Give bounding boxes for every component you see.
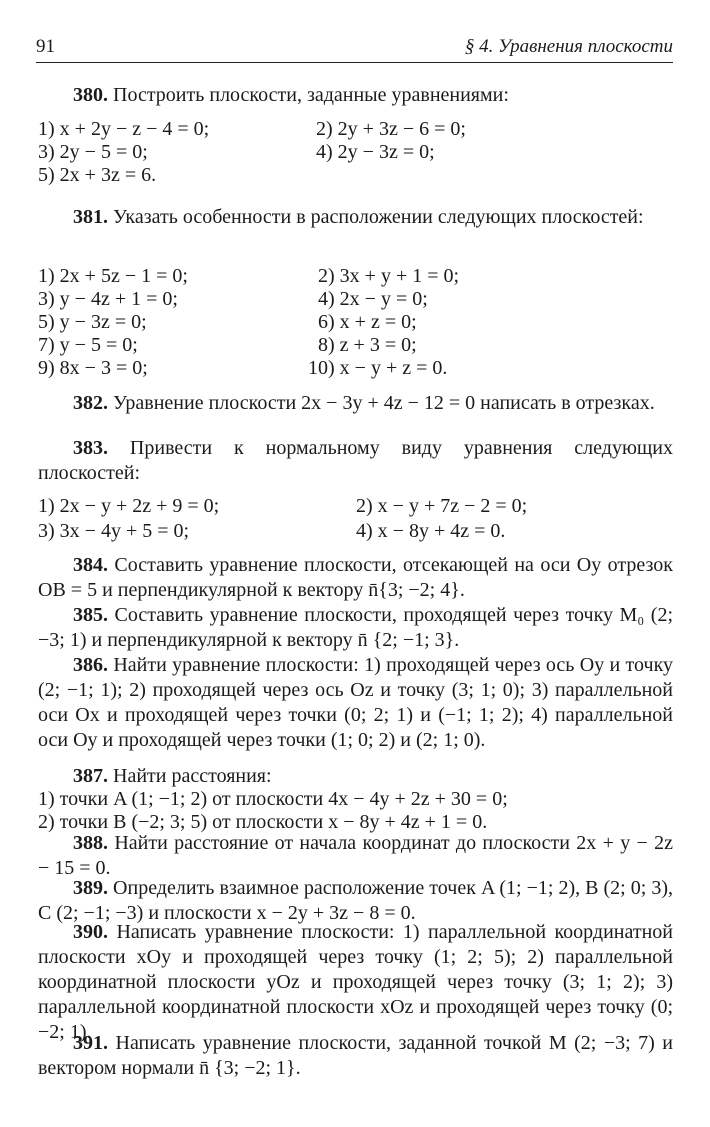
problem-382 [38,391,673,416]
problem-text: Найти расстояния: [113,765,272,787]
problem-386 [38,653,673,753]
problem-text: Составить уравнение плоскости, проходящей через точку M₀ (2; −3; 1) и перпендикулярной к вектору n̄ {2; −1; 3}. [38,604,674,651]
problem-387 [38,764,673,789]
problem-381-items [38,264,673,379]
problem-number: 386. [73,654,108,676]
list-item: 7) y − 5 = 0; [38,334,138,356]
list-item: 1) 2x − y + 2z + 9 = 0; [38,495,220,517]
list-item: 3) 2y − 5 = 0; [38,141,148,163]
list-item: 4) 2y − 3z = 0; [316,141,435,163]
list-item: 2) 2y + 3z − 6 = 0; [316,118,466,140]
list-item: 4) 2x − y = 0; [318,288,428,310]
list-item: 5) 2x + 3z = 6. [38,164,157,186]
list-item: 1) 2x + 5z − 1 = 0; [38,265,188,287]
problem-388 [38,831,673,881]
problem-text: Указать особенности в расположении следующих плоскостей: [113,206,644,228]
problem-384 [38,553,673,603]
problem-391 [38,1031,673,1081]
list-item: 9) 8x − 3 = 0; [38,357,148,379]
list-item: 5) y − 3z = 0; [38,311,147,333]
problem-number: 385. [73,604,108,626]
problem-text: Написать уравнение плоскости, заданной точкой M (2; −3; 7) и вектором нормали n̄ {3; −2; 1}. [38,1032,674,1079]
problem-text: Привести к нормальному виду уравнения следующих плоскостей: [38,437,673,484]
problem-number: 391. [73,1032,108,1054]
problem-text: Написать уравнение плоскости: 1) параллельной координатной плоскости xOy и проходящей через точку (1; 2; 5); 2) параллельной координатной плоскости yOz и проходящей через точку (3; 1; 2); 3) параллельной координатной плоскости xOz и проходящей через точку (0; −2; 1). [38,921,673,1043]
problem-389 [38,876,673,926]
problem-380 [38,83,673,108]
problem-number: 384. [73,554,108,576]
list-item: 6) x + z = 0; [318,311,417,333]
problem-text: Найти расстояние от начала координат до плоскости 2x + y − 2z − 15 = 0. [38,832,674,879]
problem-number: 387. [73,765,108,787]
problem-number: 382. [73,392,108,414]
list-item: 2) 3x + y + 1 = 0; [318,265,460,287]
list-item: 8) z + 3 = 0; [318,334,417,356]
problem-number: 381. [73,206,108,228]
problem-385 [38,603,673,653]
list-item: 2) точки B (−2; 3; 5) от плоскости x − 8y + 4z + 1 = 0. [38,811,488,833]
problem-380-items [38,117,673,186]
list-item: 1) x + 2y − z − 4 = 0; [38,118,210,140]
list-item: 3) 3x − 4y + 5 = 0; [38,520,190,542]
list-item: 2) x − y + 7z − 2 = 0; [356,495,528,517]
problem-text: Построить плоскости, заданные уравнениями: [113,84,509,106]
problem-number: 383. [73,437,108,459]
problem-number: 388. [73,832,108,854]
problem-383 [38,436,673,486]
list-item: 4) x − 8y + 4z = 0. [356,520,506,542]
list-item: 3) y − 4z + 1 = 0; [38,288,178,310]
problem-number: 389. [73,877,108,899]
problem-text: Найти уравнение плоскости: 1) проходящей через ось Oy и точку (2; −1; 1); 2) проходящей через ось Oz и точку (3; 1; 0); 3) параллельной оси Ox и проходящей через точки (0; 2; 1) и (−1; 1; 2); 4) параллельной оси Oy и проходящей через точки (1; 0; 2) и (2; 1; 0). [38,654,673,751]
problem-number: 390. [73,921,108,943]
problem-387-items [38,787,673,833]
page-header [36,32,673,63]
problem-text: Составить уравнение плоскости, отсекающей на оси Oy отрезок OB = 5 и перпендикулярной к вектору n̄{3; −2; 4}. [38,554,673,601]
list-item: 10) x − y + z = 0. [308,357,448,379]
problem-390 [38,920,673,1045]
page-number: 91 [36,36,55,57]
running-title: § 4. Уравнения плоскости [464,36,673,57]
problem-381 [38,205,673,230]
problem-text: Определить взаимное расположение точек A (1; −1; 2), B (2; 0; 3), C (2; −1; −3) и плоскости x − 2y + 3z − 8 = 0. [38,877,674,924]
problem-number: 380. [73,84,108,106]
problem-text: Уравнение плоскости 2x − 3y + 4z − 12 = 0 написать в отрезках. [113,392,655,414]
list-item: 1) точки A (1; −1; 2) от плоскости 4x − 4y + 2z + 30 = 0; [38,788,508,810]
problem-383-items [38,494,673,544]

^^^^

§ **DIRECTION**
Rewrite the listing above as a JSON list of strings with one string per line, dropping blank lines and leaving the picture out.

§ **RESPONSE TO THE EXERCISE**
[
  "Give bounding boxes for every component you see.",
  "problem-382 [38,391,673,416]",
  "problem-text: Найти расстояния: [113,765,272,787]",
  "problem-386 [38,653,673,753]",
  "problem-text: Составить уравнение плоскости, проходящей через точку M₀ (2; −3; 1) и перпендикулярной к вектору n̄ {2; −1; 3}. [38,604,674,651]",
  "problem-387 [38,764,673,789]",
  "problem-381-items [38,264,673,379]",
  "problem-number: 386. [73,654,108,676]",
  "list-item: 7) y − 5 = 0; [38,334,138,356]",
  "list-item: 1) 2x − y + 2z + 9 = 0; [38,495,220,517]",
  "list-item: 3) 2y − 5 = 0; [38,141,148,163]",
  "list-item: 4) 2y − 3z = 0; [316,141,435,163]",
  "list-item: 2) 2y + 3z − 6 = 0; [316,118,466,140]",
  "list-item: 4) 2x − y = 0; [318,288,428,310]",
  "list-item: 5) 2x + 3z = 6. [38,164,157,186]",
  "list-item: 1) 2x + 5z − 1 = 0; [38,265,188,287]",
  "problem-388 [38,831,673,881]",
  "problem-text: Указать особенности в расположении следующих плоскостей: [113,206,644,228]",
  "problem-384 [38,553,673,603]",
  "problem-391 [38,1031,673,1081]",
  "list-item: 9) 8x − 3 = 0; [38,357,148,379]",
  "list-item: 5) y − 3z = 0; [38,311,147,333]",
  "problem-number: 385. [73,604,108,626]",
  "problem-text: Написать уравнение плоскости, заданной точкой M (2; −3; 7) и вектором нормали n̄ {3; −2; 1}. [38,1032,674,1079]",
  "problem-text: Привести к нормальному виду уравнения следующих плоскостей: [38,437,673,484]",
  "problem-number: 391. [73,1032,108,1054]",
  "problem-text: Написать уравнение плоскости: 1) параллельной координатной плоскости xOy и проходящей через точку (1; 2; 5); 2) параллельной координатной плоскости yOz и проходящей через точку (3; 1; 2); 3) параллельной координатной плоскости xOz и проходящей через точку (0; −2; 1). [38,921,673,1043]",
  "problem-389 [38,876,673,926]",
  "problem-380 [38,83,673,108]",
  "problem-number: 384. [73,554,108,576]",
  "list-item: 6) x + z = 0; [318,311,417,333]",
  "problem-text: Найти расстояние от начала координат до плоскости 2x + y − 2z − 15 = 0. [38,832,674,879]",
  "problem-number: 387. [73,765,108,787]",
  "problem-number: 382. [73,392,108,414]",
  "list-item: 2) 3x + y + 1 = 0; [318,265,460,287]",
  "list-item: 8) z + 3 = 0; [318,334,417,356]",
  "problem-number: 381. [73,206,108,228]",
  "problem-385 [38,603,673,653]",
  "list-item: 2) точки B (−2; 3; 5) от плоскости x − 8y + 4z + 1 = 0. [38,811,488,833]",
  "problem-380-items [38,117,673,186]",
  "list-item: 1) x + 2y − z − 4 = 0; [38,118,210,140]",
  "list-item: 3) 3x − 4y + 5 = 0; [38,520,190,542]",
  "list-item: 2) x − y + 7z − 2 = 0; [356,495,528,517]",
  "problem-text: Построить плоскости, заданные уравнениями: [113,84,509,106]",
  "problem-number: 383. [73,437,108,459]",
  "problem-number: 388. [73,832,108,854]",
  "problem-383 [38,436,673,486]",
  "list-item: 4) x − 8y + 4z = 0. [356,520,506,542]",
  "list-item: 3) y − 4z + 1 = 0; [38,288,178,310]",
  "problem-number: 389. [73,877,108,899]",
  "problem-text: Найти уравнение плоскости: 1) проходящей через ось Oy и точку (2; −1; 1); 2) проходящей через ось Oz и точку (3; 1; 0); 3) параллельной оси Ox и проходящей через точки (0; 2; 1) и (−1; 1; 2); 4) параллельной оси Oy и проходящей через точки (1; 0; 2) и (2; 1; 0). [38,654,673,751]",
  "problem-number: 390. [73,921,108,943]",
  "problem-387-items [38,787,673,833]",
  "page-header [36,32,673,63]",
  "problem-text: Составить уравнение плоскости, отсекающей на оси Oy отрезок OB = 5 и перпендикулярной к вектору n̄{3; −2; 4}. [38,554,673,601]",
  "list-item: 10) x − y + z = 0. [308,357,448,379]",
  "problem-390 [38,920,673,1045]",
  "page-number: 91 [36,36,55,57]",
  "running-title: § 4. Уравнения плоскости [464,36,673,57]",
  "problem-381 [38,205,673,230]",
  "problem-text: Определить взаимное расположение точек A (1; −1; 2), B (2; 0; 3), C (2; −1; −3) и плоскости x − 2y + 3z − 8 = 0. [38,877,674,924]",
  "problem-number: 380. [73,84,108,106]",
  "problem-text: Уравнение плоскости 2x − 3y + 4z − 12 = 0 написать в отрезках. [113,392,655,414]",
  "list-item: 1) точки A (1; −1; 2) от плоскости 4x − 4y + 2z + 30 = 0; [38,788,508,810]",
  "problem-383-items [38,494,673,544]"
]